[Figure record extracts]
━━━━━━━━━━━━━━━━

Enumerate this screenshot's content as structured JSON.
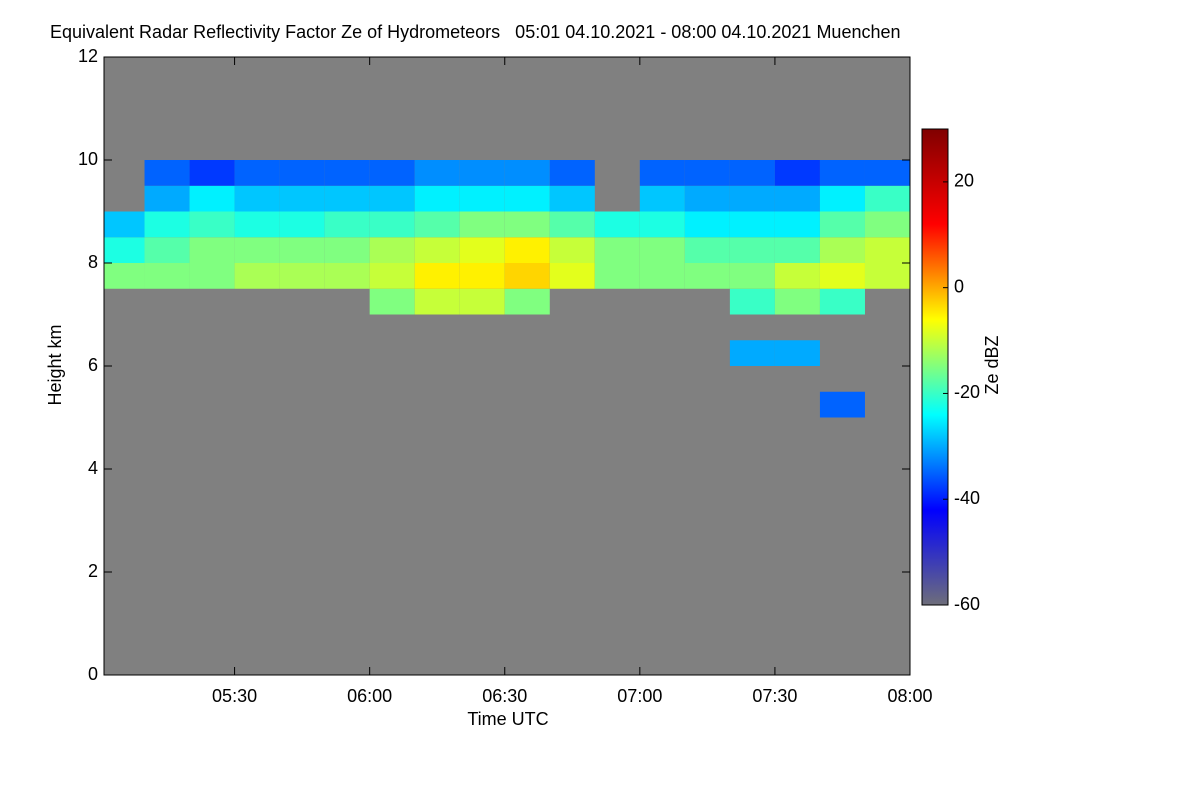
{
  "chart_data": {
    "type": "heatmap",
    "title": "Equivalent Radar Reflectivity Factor Ze of Hydrometeors   05:01 04.10.2021 - 08:00 04.10.2021 Muenchen",
    "x_label": "Time UTC",
    "y_label": "Height km",
    "colorbar_label": "Ze dBZ",
    "xlim": [
      "05:01",
      "08:00"
    ],
    "xticks": [
      "05:30",
      "06:00",
      "06:30",
      "07:00",
      "07:30",
      "08:00"
    ],
    "ylim": [
      0,
      12
    ],
    "yticks": [
      0,
      2,
      4,
      6,
      8,
      10,
      12
    ],
    "zlim": [
      -60,
      30
    ],
    "zticks": [
      -60,
      -40,
      -20,
      0,
      20
    ],
    "background": "#808080",
    "colormap": [
      "#6e6e7a",
      "#0000ff",
      "#00ffff",
      "#ffff00",
      "#ff0000",
      "#800000"
    ],
    "x": [
      "05:05",
      "05:15",
      "05:25",
      "05:35",
      "05:45",
      "05:55",
      "06:05",
      "06:15",
      "06:25",
      "06:35",
      "06:45",
      "06:55",
      "07:05",
      "07:15",
      "07:25",
      "07:35",
      "07:45",
      "07:55"
    ],
    "y": [
      5.25,
      5.75,
      6.25,
      6.75,
      7.25,
      7.75,
      8.25,
      8.75,
      9.25,
      9.75
    ],
    "z": [
      [
        null,
        null,
        null,
        null,
        null,
        null,
        null,
        null,
        null,
        null,
        null,
        null,
        null,
        null,
        null,
        null,
        -35,
        null
      ],
      [
        null,
        null,
        null,
        null,
        null,
        null,
        null,
        null,
        null,
        null,
        null,
        null,
        null,
        null,
        null,
        null,
        null,
        null
      ],
      [
        null,
        null,
        null,
        null,
        null,
        null,
        null,
        null,
        null,
        null,
        null,
        null,
        null,
        null,
        -30,
        -30,
        null,
        null
      ],
      [
        null,
        null,
        null,
        null,
        null,
        null,
        null,
        null,
        null,
        null,
        null,
        null,
        null,
        null,
        null,
        null,
        null,
        null
      ],
      [
        null,
        null,
        null,
        null,
        null,
        null,
        -15,
        -10,
        -10,
        -15,
        null,
        null,
        null,
        null,
        -20,
        -15,
        -20,
        null
      ],
      [
        -15,
        -15,
        -15,
        -12,
        -12,
        -12,
        -10,
        -5,
        -5,
        -3,
        -8,
        -15,
        -15,
        -15,
        -15,
        -10,
        -8,
        -10
      ],
      [
        -22,
        -18,
        -15,
        -15,
        -15,
        -15,
        -12,
        -10,
        -8,
        -5,
        -10,
        -15,
        -15,
        -18,
        -18,
        -18,
        -12,
        -10
      ],
      [
        -28,
        -22,
        -20,
        -22,
        -22,
        -20,
        -20,
        -18,
        -15,
        -15,
        -18,
        -22,
        -22,
        -25,
        -25,
        -25,
        -18,
        -15
      ],
      [
        null,
        -30,
        -25,
        -28,
        -28,
        -28,
        -28,
        -25,
        -25,
        -25,
        -28,
        null,
        -28,
        -30,
        -30,
        -30,
        -25,
        -20
      ],
      [
        null,
        -35,
        -38,
        -35,
        -35,
        -35,
        -35,
        -32,
        -32,
        -32,
        -35,
        null,
        -35,
        -35,
        -35,
        -38,
        -35,
        -35
      ]
    ]
  }
}
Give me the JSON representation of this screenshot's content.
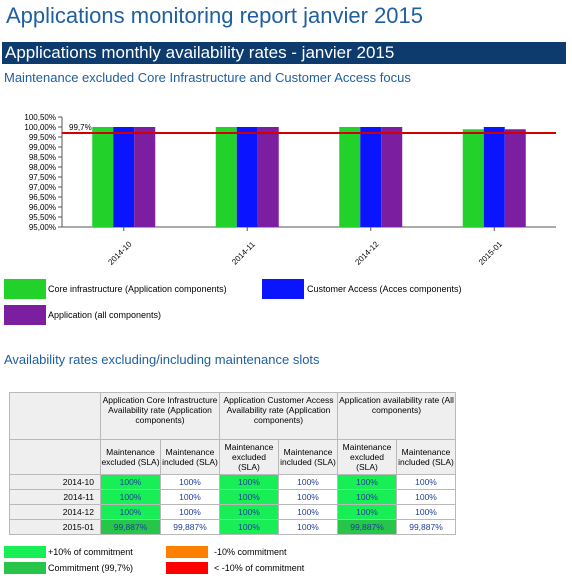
{
  "report_title": "Applications monitoring report janvier 2015",
  "section_title": "Applications monthly availability rates - janvier 2015",
  "chart_subtitle": "Maintenance excluded Core Infrastructure and Customer Access focus",
  "chart_data": {
    "type": "bar",
    "categories": [
      "2014-10",
      "2014-11",
      "2014-12",
      "2015-01"
    ],
    "series": [
      {
        "name": "Core infrastructure (Application components)",
        "values": [
          100,
          100,
          100,
          99.887
        ],
        "color": "#22d22a"
      },
      {
        "name": "Customer Access (Acces components)",
        "values": [
          100,
          100,
          100,
          100
        ],
        "color": "#0a14ff"
      },
      {
        "name": "Application (all components)",
        "values": [
          100,
          100,
          100,
          99.887
        ],
        "color": "#7b1ea0"
      }
    ],
    "ylim": [
      95,
      100.5
    ],
    "yticks": [
      "95,00%",
      "95,50%",
      "96,00%",
      "96,50%",
      "97,00%",
      "97,50%",
      "98,00%",
      "98,50%",
      "99,00%",
      "99,50%",
      "100,00%",
      "100,50%"
    ],
    "reference_line": {
      "value": 99.7,
      "label": "99,7%",
      "color": "#d00000"
    },
    "legend": "bottom",
    "grid": false
  },
  "table_title": "Availability rates excluding/including maintenance slots",
  "table": {
    "groups": [
      "Application Core Infrastructure Availability rate (Application components)",
      "Application Customer Access Availability rate (Application components)",
      "Application availability rate (All components)"
    ],
    "subheaders": [
      "Maintenance excluded (SLA)",
      "Maintenance included (SLA)"
    ],
    "rows": [
      {
        "label": "2014-10",
        "values": [
          "100%",
          "100%",
          "100%",
          "100%",
          "100%",
          "100%"
        ]
      },
      {
        "label": "2014-11",
        "values": [
          "100%",
          "100%",
          "100%",
          "100%",
          "100%",
          "100%"
        ]
      },
      {
        "label": "2014-12",
        "values": [
          "100%",
          "100%",
          "100%",
          "100%",
          "100%",
          "100%"
        ]
      },
      {
        "label": "2015-01",
        "values": [
          "99,887%",
          "99,887%",
          "100%",
          "100%",
          "99,887%",
          "99,887%"
        ]
      }
    ]
  },
  "key": [
    {
      "label": "+10% of commitment",
      "color": "#18ee55"
    },
    {
      "label": "-10% commitment",
      "color": "#ff8000"
    },
    {
      "label": "Commitment (99,7%)",
      "color": "#27c64a"
    },
    {
      "label": "<  -10% of commitment",
      "color": "#ff0000"
    }
  ]
}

━━━━━━━━━━━━━━━━

Take every line from the data that contains the word "screenshot".

Enumerate this screenshot's content as structured JSON.
Give me the JSON representation of this screenshot's content.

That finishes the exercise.